--- BEGIN Text segment ---

Wilson Cruz becomes new GLSEN board chair

Wilson Cruz (C) and ‘Star Trek’ co-stars Anthony Rapp (R) and Blu del Barrio (L) on June 8. (Los Angeles Blade photo by Dawn Ennis)

These days, when actor, producer and activist Wilson Cruz isn’t walking a picket line with the Screen Actors Guild and supporting the striking members of the Writers Guild, he’s busy getting up to speed as the new chair of the board at GLSEN, the organization that is also known as the Gay Lesbian Straight Education Network.

“It’s really a turning point for the organization,” Cruz told the Los Angeles Blade in a recent phone interview. For the first time in GLSEN’s 33-year history, its board chairs and executive director represent BIPOC, nonbinary and trans people. “And it’s a great time to set a new course for this organization, because if there’s ever been a need for a GLSEN, it is in this moment when education and queer kids and the relationships to their education is so fraught.”

Variety first broke the news on July 26, but as it turns out, the award-winning actor best known for “Star Trek: Discovery” and “My So-Called Life” and for his advocacy spilled the beans to the Blade way back on June 8. That evening, Cruz joined his “Star Trek” co-stars Anthony Rapp and Blu del Barrio for a Q&A with fans, following a performance of Rapp’s extraordinary one-man off-Broadway musical, “Without You.”

The Blade asked each of the stars on stage that night at the New Worlds Stages theater in Manhattan what their plans were for Pride Month, and Cruz let it slip that he was about to embark on this new adventure with GLSEN.

“Just between you and the 30 people who are in here, I’m taking over as the chair of the board of GLSEN,” Cruz revealed to wild applause. Rapp asked his “Star Trek” “space boo” about the group’s current name, which Cruz confirmed will soon be known only by its acronym. “It’s basically an organization that works around the country to make sure that every school in this country is a safe place for queer kids,” said Cruz. And then he turned to the Blade and added, “You can’t print that yet! It’s off the record!”

--- END Text segment ---
--- BEGIN Material ---

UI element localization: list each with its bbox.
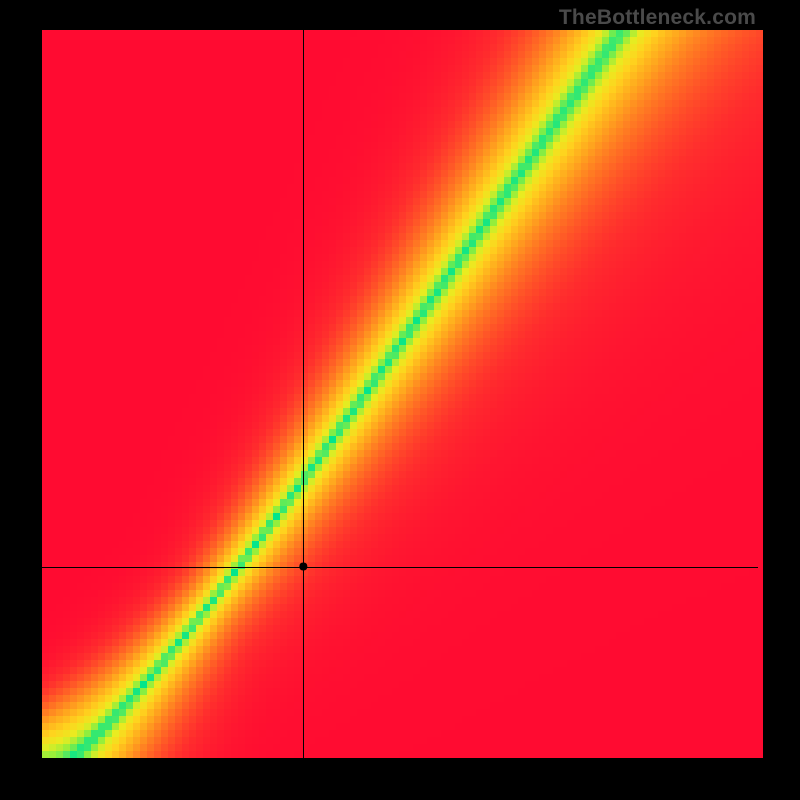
bottleneck-heatmap: [0, 0, 800, 800]
watermark-label: TheBottleneck.com: [559, 6, 756, 30]
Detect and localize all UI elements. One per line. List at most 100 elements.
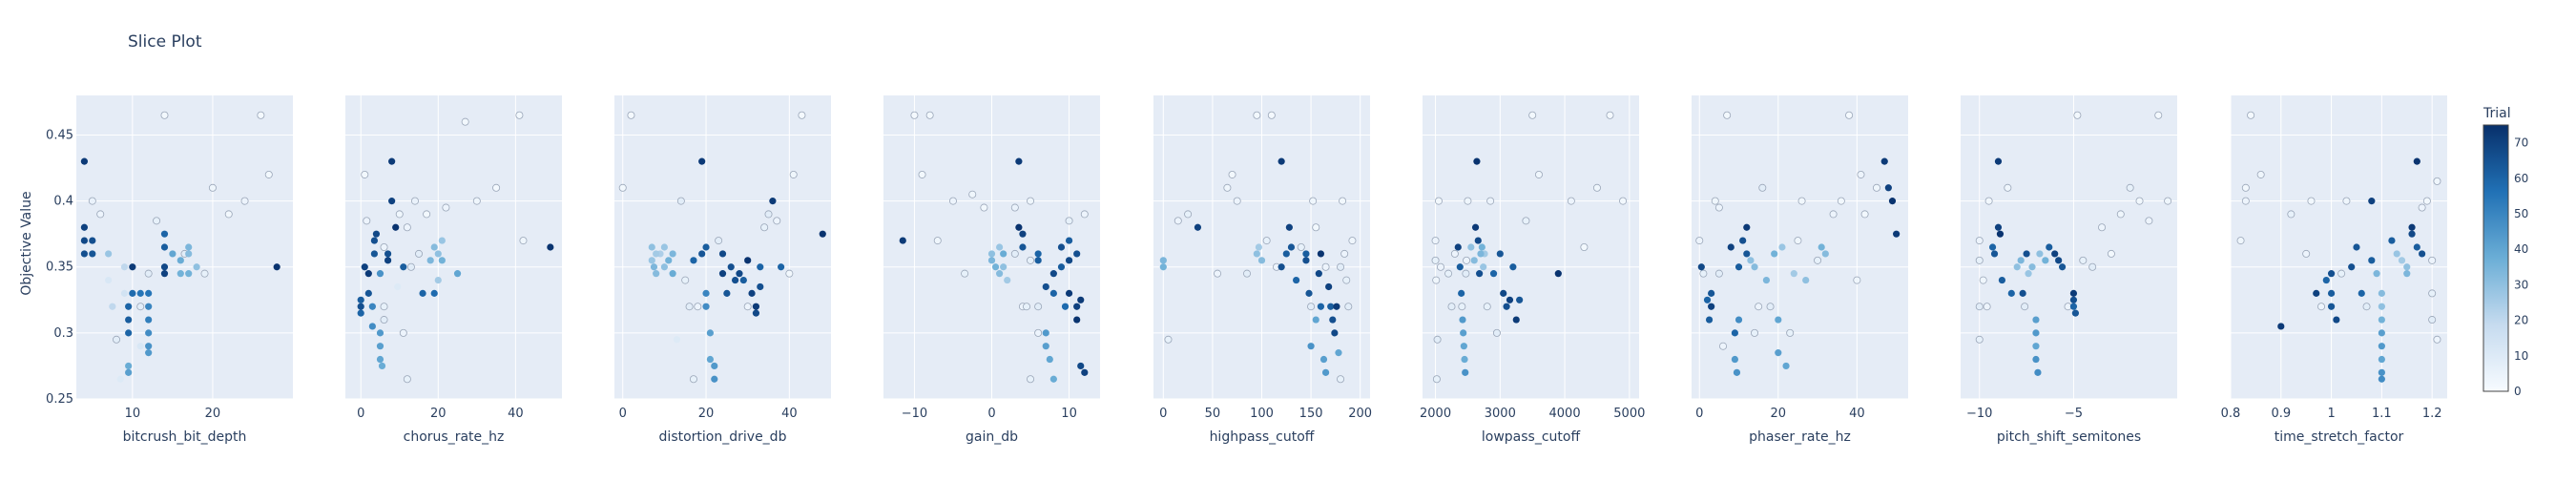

--- END Material ---

▶ [What is expected]:
Continue the article about Wilson Cruz becoming GLSEN board chair, starting right after its last sentence.

▶ [Result for this exercise]:
Although newsworthy items are not traditionally considered “off the record” when a newsmaker says it after the fact, the Blade agreed to hold the story in exchange for this exclusive, in-depth interview following the official news release on July 26.

“This has actually been in motion for six months,” Cruz said in our conversation that day. “Why I am doing it is because I really believe in our new executive director, Melanie Willingham-Jaggers, who just came on officially as our executive director after Eliza Byard left, And I really, truly believe in her leadership and in the vision that she has for GLSEN going forward. I really fought for her to become our executive director, and I wanted to support her in this role.”

As he prepares to celebrate his 50th birthday in a few months, Cruz reflected on his lifelong journey as an advocate: A trailblazer on television at just 15, his work supporting fellow Puerto Ricans, serving as GLAAD’s director of entertainment industry advocacy and as its national spokesperson, serving on the board at GLSEN and now as its chair.

“This is my opportunity to help create a better world for the generations that come after me,” Cruz told the Blade. “For 30 years now, I have been a voice for LGBTQ youth because of the fact that I was Ricky Vasquez. And so, it’s been a passion of mine to make sure that the school experience for queer students is better than the one that I had.”

Cruz’s father kicked him out of their Southern California house on Christmas Eve, and he spent three months living in his car and at the homes of friends, he revealed in a 2020 podcast. But as he told Variety, most of his high school peers bullied him.

“I don’t even know what it was like not to be bullied,” Cruz said. “I was called faggot every day. It got to the point where I didn’t even hear it anymore.”

Without a network to support him, Cruz turned to other queer students and to teachers. “I went to high school in the late ‘80s and early ‘90s, before there were gay-straight alliances,” he told Variety. “The only way I got through school was with my best friends — the other four gays kids I knew at school. I know because I had them in my life that I had a sounding board and that there was someone who could reflect back my own experience and make me feel like I was not ‘not normal.’ They saved my life. We saved each other’s lives.”

Cruz told the Blade that was another reason he is dedicating his time to GLSEN.

“One of the things that I did have, which GLSEN is at the forefront, is how students can support each other,” he said. “These student-led groups, where you can see others like you, who you can relate to, who can support you, who you can in turn support. And as we know, community is how we support each other, our children, our families, if you will. And GLSEN is also an amazing place for parents who have queer kids to come and be supported and have resources.”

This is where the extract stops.